Collected data entries:
start

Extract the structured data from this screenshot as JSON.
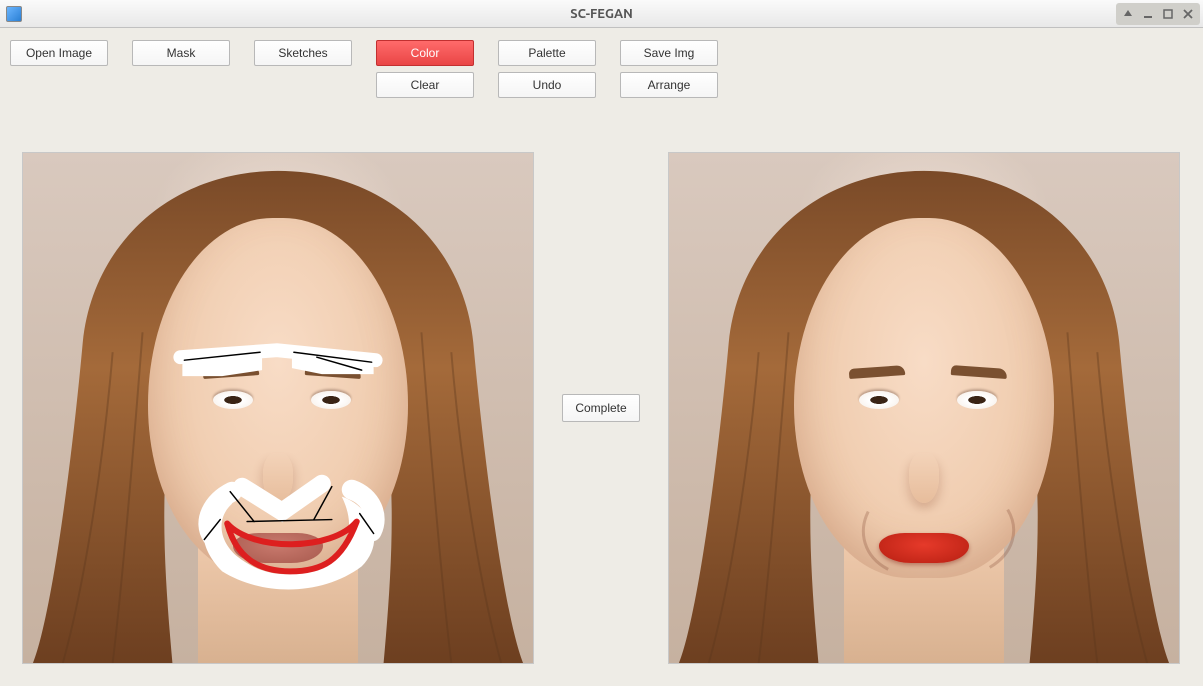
{
  "window": {
    "title": "SC-FEGAN"
  },
  "toolbar": {
    "open_image": "Open Image",
    "mask": "Mask",
    "sketches": "Sketches",
    "color": "Color",
    "clear": "Clear",
    "palette": "Palette",
    "undo": "Undo",
    "save_img": "Save Img",
    "arrange": "Arrange"
  },
  "action": {
    "complete": "Complete"
  },
  "state": {
    "active_tool": "Color"
  }
}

end

Leaving all pictures aside, quote each record exactly.

Extract the structured data from this screenshot as JSON.
{
  "window": {
    "title": "SC-FEGAN"
  },
  "toolbar": {
    "open_image": "Open Image",
    "mask": "Mask",
    "sketches": "Sketches",
    "color": "Color",
    "clear": "Clear",
    "palette": "Palette",
    "undo": "Undo",
    "save_img": "Save Img",
    "arrange": "Arrange"
  },
  "action": {
    "complete": "Complete"
  },
  "state": {
    "active_tool": "Color"
  }
}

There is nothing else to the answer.